- _INSTRUCTION 1_
Can you copy the rows below exactly, from the line containing "text-line: 中央纪委机关、中共中央组织部、国家监察委员会、教育部、全国妇 xyxy=(148,402,806,428)" through the end of the rows, with both of those lines included?

[Start EXCERPT]

James Jerome Hill II (March 2, 1905 – November 21, 1972) was an American filmmaker and artist known for his award-winning documentary and experimental films.

Career
Hill was the child of railroad executive Louis W. Hill.

He was educated at Yale, where he drew covers, caricatures and cartoons for campus humor magazine The Yale Record.

His 1950 documentary Grandma Moses, written and narrated by Archibald MacLeish, was nominated for an Academy Award for Best Short Subject, Two-reel. He won the 1958 Academy Award for Best Documentary Feature for his film Albert Schweitzer.

In addition to making films, he was a painter and composer.

His last film, the autobiographical Film Portrait (1972), was added to the National Film Registry in 2003.

Philanthropy
Hill founded the Jerome Foundation, which gives grants to non-profit arts organizations and artists in Minnesota and New York City. Hill started it as the Avon Foundation in 1964, but after his death it was renamed the Jerome Foundation.
Among the projects the foundation funds is the American Composers Forum's Jerome Fund for New Music, which supports the creation of new works of music with grants to composers.

Hill also founded the Camargo Foundation in 1967, which administers an artists residency in Cassis, France.

Personal life
Hill was a stakeholder in Sugar Bowl Ski Resort. He had a chalet built at Sugar Bowl and, while living there, paid for and operated "The Magic Carpet", the first aerial tramway on the west coast.

Filmography (as director)

[End EXCERPT]

- _INSTRUCTION 2_
Which films by Hill are named in the article on James Jerome Hill II?

[Start DATA FOR THE TASK]

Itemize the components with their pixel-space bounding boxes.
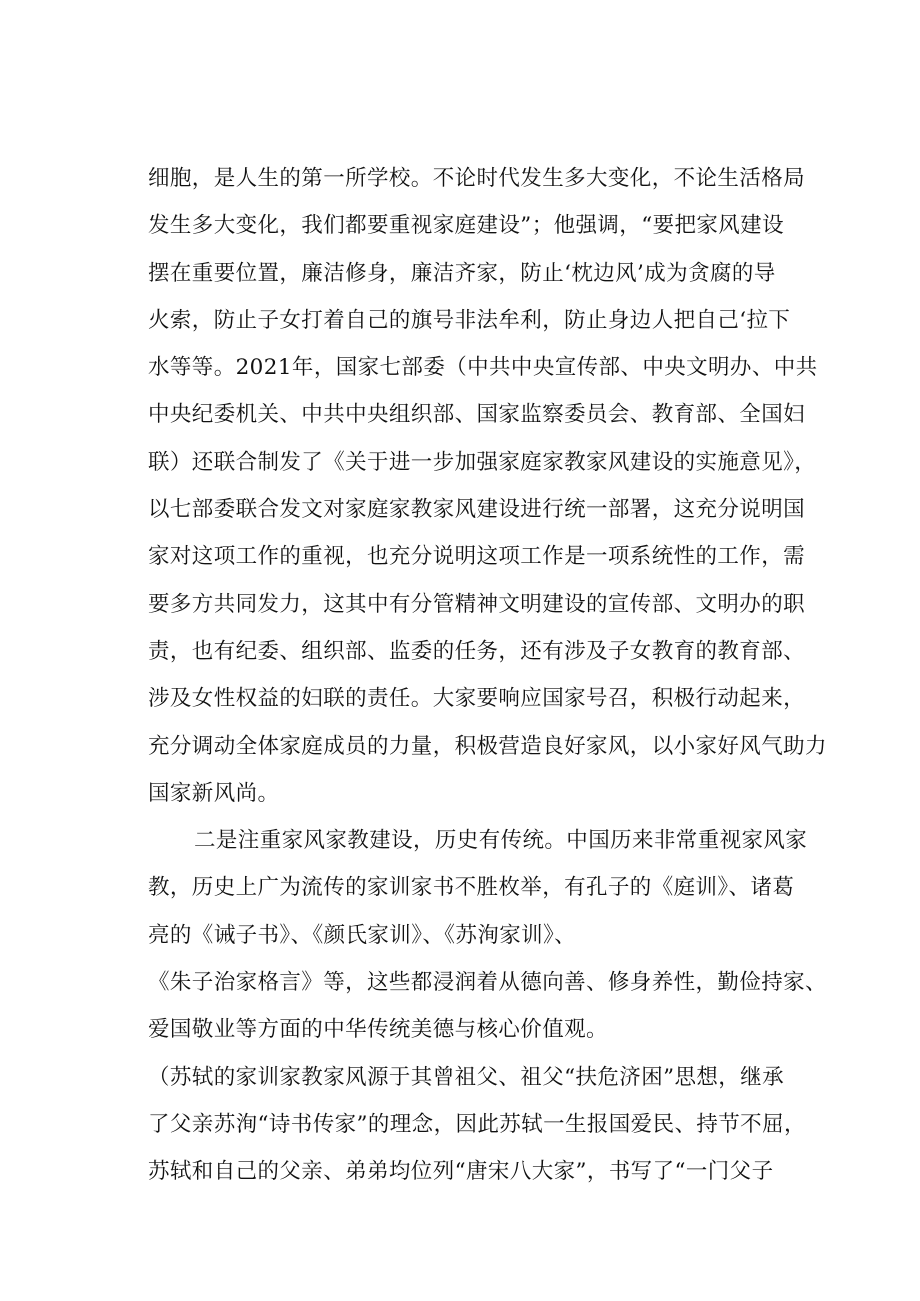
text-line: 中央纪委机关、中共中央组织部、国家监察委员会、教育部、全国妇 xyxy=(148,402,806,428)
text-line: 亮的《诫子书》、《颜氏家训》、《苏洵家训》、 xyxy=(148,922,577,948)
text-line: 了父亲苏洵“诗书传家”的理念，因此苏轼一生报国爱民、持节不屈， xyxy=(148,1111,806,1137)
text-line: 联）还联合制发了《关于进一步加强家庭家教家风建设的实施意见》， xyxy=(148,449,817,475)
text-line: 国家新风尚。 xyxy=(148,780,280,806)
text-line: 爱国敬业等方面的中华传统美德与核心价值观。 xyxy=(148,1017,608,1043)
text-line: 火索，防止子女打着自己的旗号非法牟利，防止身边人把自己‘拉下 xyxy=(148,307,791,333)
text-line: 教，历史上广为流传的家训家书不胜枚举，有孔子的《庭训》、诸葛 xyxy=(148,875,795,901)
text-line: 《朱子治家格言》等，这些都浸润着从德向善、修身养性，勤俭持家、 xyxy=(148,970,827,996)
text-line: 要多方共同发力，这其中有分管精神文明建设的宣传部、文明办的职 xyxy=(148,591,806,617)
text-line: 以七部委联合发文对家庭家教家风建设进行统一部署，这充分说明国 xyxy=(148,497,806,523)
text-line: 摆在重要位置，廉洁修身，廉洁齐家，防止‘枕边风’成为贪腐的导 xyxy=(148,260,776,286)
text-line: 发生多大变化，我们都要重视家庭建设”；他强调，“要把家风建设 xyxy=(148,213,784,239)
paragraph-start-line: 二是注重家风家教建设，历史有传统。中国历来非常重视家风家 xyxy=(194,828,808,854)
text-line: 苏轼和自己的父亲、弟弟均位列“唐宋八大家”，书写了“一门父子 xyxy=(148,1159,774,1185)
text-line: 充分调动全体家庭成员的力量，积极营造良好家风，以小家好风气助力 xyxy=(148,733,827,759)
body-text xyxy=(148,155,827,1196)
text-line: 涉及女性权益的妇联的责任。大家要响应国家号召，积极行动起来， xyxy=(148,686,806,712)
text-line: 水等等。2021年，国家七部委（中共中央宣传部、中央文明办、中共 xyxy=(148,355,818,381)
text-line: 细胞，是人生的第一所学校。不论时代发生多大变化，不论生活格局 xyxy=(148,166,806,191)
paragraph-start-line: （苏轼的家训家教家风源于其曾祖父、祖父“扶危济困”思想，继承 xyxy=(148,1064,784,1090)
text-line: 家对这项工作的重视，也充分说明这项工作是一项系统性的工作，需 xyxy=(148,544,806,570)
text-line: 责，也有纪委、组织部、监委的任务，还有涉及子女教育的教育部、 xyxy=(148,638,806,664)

[End DATA FOR THE TASK]

- _EXERCISE OUTPUT 1_
text-line: 中央纪委机关、中共中央组织部、国家监察委员会、教育部、全国妇 xyxy=(148,402,806,428)
text-line: 亮的《诫子书》、《颜氏家训》、《苏洵家训》、 xyxy=(148,922,577,948)
text-line: 了父亲苏洵“诗书传家”的理念，因此苏轼一生报国爱民、持节不屈， xyxy=(148,1111,806,1137)
text-line: 联）还联合制发了《关于进一步加强家庭家教家风建设的实施意见》， xyxy=(148,449,817,475)
text-line: 国家新风尚。 xyxy=(148,780,280,806)
text-line: 爱国敬业等方面的中华传统美德与核心价值观。 xyxy=(148,1017,608,1043)
text-line: 火索，防止子女打着自己的旗号非法牟利，防止身边人把自己‘拉下 xyxy=(148,307,791,333)
text-line: 教，历史上广为流传的家训家书不胜枚举，有孔子的《庭训》、诸葛 xyxy=(148,875,795,901)
text-line: 《朱子治家格言》等，这些都浸润着从德向善、修身养性，勤俭持家、 xyxy=(148,970,827,996)
text-line: 要多方共同发力，这其中有分管精神文明建设的宣传部、文明办的职 xyxy=(148,591,806,617)
text-line: 以七部委联合发文对家庭家教家风建设进行统一部署，这充分说明国 xyxy=(148,497,806,523)
text-line: 摆在重要位置，廉洁修身，廉洁齐家，防止‘枕边风’成为贪腐的导 xyxy=(148,260,776,286)
text-line: 发生多大变化，我们都要重视家庭建设”；他强调，“要把家风建设 xyxy=(148,213,784,239)
paragraph-start-line: 二是注重家风家教建设，历史有传统。中国历来非常重视家风家 xyxy=(194,828,808,854)
text-line: 苏轼和自己的父亲、弟弟均位列“唐宋八大家”，书写了“一门父子 xyxy=(148,1159,774,1185)
text-line: 充分调动全体家庭成员的力量，积极营造良好家风，以小家好风气助力 xyxy=(148,733,827,759)
body-text xyxy=(148,155,827,1196)
text-line: 涉及女性权益的妇联的责任。大家要响应国家号召，积极行动起来， xyxy=(148,686,806,712)
text-line: 水等等。2021年，国家七部委（中共中央宣传部、中央文明办、中共 xyxy=(148,355,818,381)
text-line: 细胞，是人生的第一所学校。不论时代发生多大变化，不论生活格局 xyxy=(148,166,806,191)
paragraph-start-line: （苏轼的家训家教家风源于其曾祖父、祖父“扶危济困”思想，继承 xyxy=(148,1064,784,1090)
text-line: 家对这项工作的重视，也充分说明这项工作是一项系统性的工作，需 xyxy=(148,544,806,570)
text-line: 责，也有纪委、组织部、监委的任务，还有涉及子女教育的教育部、 xyxy=(148,638,806,664)

- _EXERCISE OUTPUT 2_
- Grandma Moses (1950)
- Albert Schweitzer
- Film Portrait (1972)